Short exercise: Among the lines listed below, count those that include the string "stock", and state only the count.

Extracted records:
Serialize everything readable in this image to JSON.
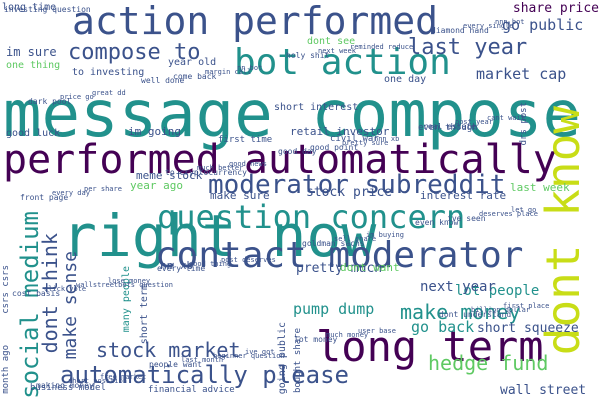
{
  "palette": {
    "dark_purple": "#440154",
    "indigo": "#3b528b",
    "teal": "#21918c",
    "green": "#5ec962",
    "yellow": "#c8dd17"
  },
  "words": [
    {
      "text": "message compose",
      "size": 64,
      "color": "#21918c",
      "rotate": false
    },
    {
      "text": "right now",
      "size": 58,
      "color": "#21918c",
      "rotate": false
    },
    {
      "text": "performed automatically",
      "size": 40,
      "color": "#440154",
      "rotate": false
    },
    {
      "text": "action performed",
      "size": 38,
      "color": "#3b528b",
      "rotate": false
    },
    {
      "text": "dont know",
      "size": 46,
      "color": "#c8dd17",
      "rotate": true
    },
    {
      "text": "contact moderator",
      "size": 36,
      "color": "#3b528b",
      "rotate": false
    },
    {
      "text": "long term",
      "size": 42,
      "color": "#440154",
      "rotate": false
    },
    {
      "text": "bot action",
      "size": 36,
      "color": "#21918c",
      "rotate": false
    },
    {
      "text": "question concern",
      "size": 32,
      "color": "#21918c",
      "rotate": false
    },
    {
      "text": "moderator subreddit",
      "size": 26,
      "color": "#3b528b",
      "rotate": false
    },
    {
      "text": "automatically please",
      "size": 24,
      "color": "#3b528b",
      "rotate": false
    },
    {
      "text": "social medium",
      "size": 24,
      "color": "#21918c",
      "rotate": true
    },
    {
      "text": "compose to",
      "size": 22,
      "color": "#3b528b",
      "rotate": false
    },
    {
      "text": "last year",
      "size": 22,
      "color": "#3b528b",
      "rotate": false
    },
    {
      "text": "make money",
      "size": 20,
      "color": "#21918c",
      "rotate": false
    },
    {
      "text": "hedge fund",
      "size": 20,
      "color": "#5ec962",
      "rotate": false
    },
    {
      "text": "stock market",
      "size": 20,
      "color": "#3b528b",
      "rotate": false
    },
    {
      "text": "dont think",
      "size": 20,
      "color": "#3b528b",
      "rotate": true
    },
    {
      "text": "make sense",
      "size": 18,
      "color": "#3b528b",
      "rotate": true
    },
    {
      "text": "market cap",
      "size": 15,
      "color": "#3b528b",
      "rotate": false
    },
    {
      "text": "pump dump",
      "size": 15,
      "color": "#21918c",
      "rotate": false
    },
    {
      "text": "go back",
      "size": 15,
      "color": "#21918c",
      "rotate": false
    },
    {
      "text": "go public",
      "size": 15,
      "color": "#3b528b",
      "rotate": false
    },
    {
      "text": "stock price",
      "size": 13,
      "color": "#3b528b",
      "rotate": false
    },
    {
      "text": "share price",
      "size": 13,
      "color": "#440154",
      "rotate": false
    },
    {
      "text": "lot people",
      "size": 14,
      "color": "#21918c",
      "rotate": false
    },
    {
      "text": "next year",
      "size": 14,
      "color": "#3b528b",
      "rotate": false
    },
    {
      "text": "short squeeze",
      "size": 13,
      "color": "#3b528b",
      "rotate": false
    },
    {
      "text": "wall street",
      "size": 13,
      "color": "#3b528b",
      "rotate": false
    },
    {
      "text": "pretty much",
      "size": 13,
      "color": "#3b528b",
      "rotate": false
    },
    {
      "text": "dont want",
      "size": 11,
      "color": "#5ec962",
      "rotate": false
    },
    {
      "text": "interest rate",
      "size": 11,
      "color": "#3b528b",
      "rotate": false
    },
    {
      "text": "last week",
      "size": 11,
      "color": "#5ec962",
      "rotate": false
    },
    {
      "text": "make sure",
      "size": 11,
      "color": "#3b528b",
      "rotate": false
    },
    {
      "text": "nn xb",
      "size": 11,
      "color": "#3b528b",
      "rotate": false
    },
    {
      "text": "im going",
      "size": 11,
      "color": "#3b528b",
      "rotate": false
    },
    {
      "text": "retail investor",
      "size": 11,
      "color": "#3b528b",
      "rotate": false
    },
    {
      "text": "meme stock",
      "size": 11,
      "color": "#3b528b",
      "rotate": false
    },
    {
      "text": "year ago",
      "size": 11,
      "color": "#5ec962",
      "rotate": false
    },
    {
      "text": "many people",
      "size": 10,
      "color": "#21918c",
      "rotate": true
    },
    {
      "text": "short term",
      "size": 10,
      "color": "#3b528b",
      "rotate": true
    },
    {
      "text": "short interest",
      "size": 10,
      "color": "#3b528b",
      "rotate": false
    },
    {
      "text": "im sure",
      "size": 12,
      "color": "#3b528b",
      "rotate": false
    },
    {
      "text": "long time",
      "size": 10,
      "color": "#3b528b",
      "rotate": false
    },
    {
      "text": "to investing",
      "size": 10,
      "color": "#3b528b",
      "rotate": false
    },
    {
      "text": "dont see",
      "size": 10,
      "color": "#5ec962",
      "rotate": false
    },
    {
      "text": "year old",
      "size": 10,
      "color": "#3b528b",
      "rotate": false
    },
    {
      "text": "one thing",
      "size": 10,
      "color": "#5ec962",
      "rotate": false
    },
    {
      "text": "good luck",
      "size": 10,
      "color": "#3b528b",
      "rotate": false
    },
    {
      "text": "one day",
      "size": 10,
      "color": "#3b528b",
      "rotate": false
    },
    {
      "text": "bought share",
      "size": 9,
      "color": "#3b528b",
      "rotate": true
    },
    {
      "text": "going public",
      "size": 10,
      "color": "#3b528b",
      "rotate": true
    },
    {
      "text": "even though",
      "size": 9,
      "color": "#3b528b",
      "rotate": false
    },
    {
      "text": "first time",
      "size": 9,
      "color": "#3b528b",
      "rotate": false
    },
    {
      "text": "civil war",
      "size": 9,
      "color": "#3b528b",
      "rotate": false
    },
    {
      "text": "drs post",
      "size": 9,
      "color": "#3b528b",
      "rotate": true
    },
    {
      "text": "month ago",
      "size": 9,
      "color": "#3b528b",
      "rotate": true
    },
    {
      "text": "csrs csrs",
      "size": 9,
      "color": "#3b528b",
      "rotate": true
    },
    {
      "text": "business model",
      "size": 9,
      "color": "#3b528b",
      "rotate": false
    },
    {
      "text": "financial advice",
      "size": 9,
      "color": "#3b528b",
      "rotate": false
    },
    {
      "text": "investing question",
      "size": 8,
      "color": "#3b528b",
      "rotate": false
    },
    {
      "text": "well done",
      "size": 8,
      "color": "#3b528b",
      "rotate": false
    },
    {
      "text": "good day",
      "size": 8,
      "color": "#3b528b",
      "rotate": false
    },
    {
      "text": "even know",
      "size": 8,
      "color": "#3b528b",
      "rotate": false
    },
    {
      "text": "cost basis",
      "size": 8,
      "color": "#3b528b",
      "rotate": false
    },
    {
      "text": "people want",
      "size": 8,
      "color": "#3b528b",
      "rotate": false
    },
    {
      "text": "holy shit",
      "size": 8,
      "color": "#3b528b",
      "rotate": false
    },
    {
      "text": "real estate",
      "size": 8,
      "color": "#3b528b",
      "rotate": false
    },
    {
      "text": "front page",
      "size": 8,
      "color": "#3b528b",
      "rotate": false
    },
    {
      "text": "every time",
      "size": 8,
      "color": "#3b528b",
      "rotate": false
    },
    {
      "text": "lot money",
      "size": 8,
      "color": "#3b528b",
      "rotate": false
    },
    {
      "text": "diamond hand",
      "size": 8,
      "color": "#3b528b",
      "rotate": false
    },
    {
      "text": "dark pool",
      "size": 8,
      "color": "#3b528b",
      "rotate": false
    },
    {
      "text": "to cryptocurrency",
      "size": 8,
      "color": "#3b528b",
      "rotate": false
    },
    {
      "text": "goldman sachs",
      "size": 8,
      "color": "#3b528b",
      "rotate": false
    },
    {
      "text": "dont understand",
      "size": 8,
      "color": "#3b528b",
      "rotate": false
    },
    {
      "text": "making money",
      "size": 8,
      "color": "#3b528b",
      "rotate": false
    },
    {
      "text": "come back",
      "size": 8,
      "color": "#3b528b",
      "rotate": false
    },
    {
      "text": "good point",
      "size": 8,
      "color": "#3b528b",
      "rotate": false
    },
    {
      "text": "ive seen",
      "size": 8,
      "color": "#3b528b",
      "rotate": false
    },
    {
      "text": "click vote",
      "size": 7,
      "color": "#3b528b",
      "rotate": false
    },
    {
      "text": "last month",
      "size": 7,
      "color": "#3b528b",
      "rotate": false
    },
    {
      "text": "next week",
      "size": 7,
      "color": "#3b528b",
      "rotate": false
    },
    {
      "text": "post year",
      "size": 7,
      "color": "#3b528b",
      "rotate": false
    },
    {
      "text": "every day",
      "size": 7,
      "color": "#3b528b",
      "rotate": false
    },
    {
      "text": "good thing",
      "size": 7,
      "color": "#3b528b",
      "rotate": false
    },
    {
      "text": "much money",
      "size": 7,
      "color": "#3b528b",
      "rotate": false
    },
    {
      "text": "every single",
      "size": 7,
      "color": "#3b528b",
      "rotate": false
    },
    {
      "text": "price go",
      "size": 7,
      "color": "#3b528b",
      "rotate": false
    },
    {
      "text": "much better",
      "size": 7,
      "color": "#3b528b",
      "rotate": false
    },
    {
      "text": "sell share",
      "size": 7,
      "color": "#3b528b",
      "rotate": false
    },
    {
      "text": "billion dollar",
      "size": 7,
      "color": "#3b528b",
      "rotate": false
    },
    {
      "text": "short position",
      "size": 7,
      "color": "#3b528b",
      "rotate": false
    },
    {
      "text": "margin call",
      "size": 7,
      "color": "#3b528b",
      "rotate": false
    },
    {
      "text": "pretty sure",
      "size": 7,
      "color": "#3b528b",
      "rotate": false
    },
    {
      "text": "deserves place",
      "size": 7,
      "color": "#3b528b",
      "rotate": false
    },
    {
      "text": "wallstreetbets question",
      "size": 7,
      "color": "#3b528b",
      "rotate": false
    },
    {
      "text": "beginner question",
      "size": 7,
      "color": "#3b528b",
      "rotate": false
    },
    {
      "text": "reminded reduce",
      "size": 7,
      "color": "#3b528b",
      "rotate": false
    },
    {
      "text": "cant wait",
      "size": 7,
      "color": "#3b528b",
      "rotate": false
    },
    {
      "text": "per share",
      "size": 7,
      "color": "#3b528b",
      "rotate": false
    },
    {
      "text": "post deserves",
      "size": 7,
      "color": "#3b528b",
      "rotate": false
    },
    {
      "text": "user base",
      "size": 7,
      "color": "#3b528b",
      "rotate": false
    },
    {
      "text": "nnn bot",
      "size": 7,
      "color": "#3b528b",
      "rotate": false
    },
    {
      "text": "great dd",
      "size": 7,
      "color": "#3b528b",
      "rotate": false
    },
    {
      "text": "good news",
      "size": 7,
      "color": "#3b528b",
      "rotate": false
    },
    {
      "text": "im buying",
      "size": 7,
      "color": "#3b528b",
      "rotate": false
    },
    {
      "text": "first place",
      "size": 7,
      "color": "#3b528b",
      "rotate": false
    },
    {
      "text": "free market",
      "size": 7,
      "color": "#3b528b",
      "rotate": false
    },
    {
      "text": "nn bot",
      "size": 7,
      "color": "#3b528b",
      "rotate": false
    },
    {
      "text": "nnn xb",
      "size": 7,
      "color": "#3b528b",
      "rotate": false
    },
    {
      "text": "let go",
      "size": 7,
      "color": "#3b528b",
      "rotate": false
    },
    {
      "text": "lose money",
      "size": 7,
      "color": "#3b528b",
      "rotate": false
    },
    {
      "text": "ive got",
      "size": 7,
      "color": "#3b528b",
      "rotate": false
    }
  ]
}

Correct result: 3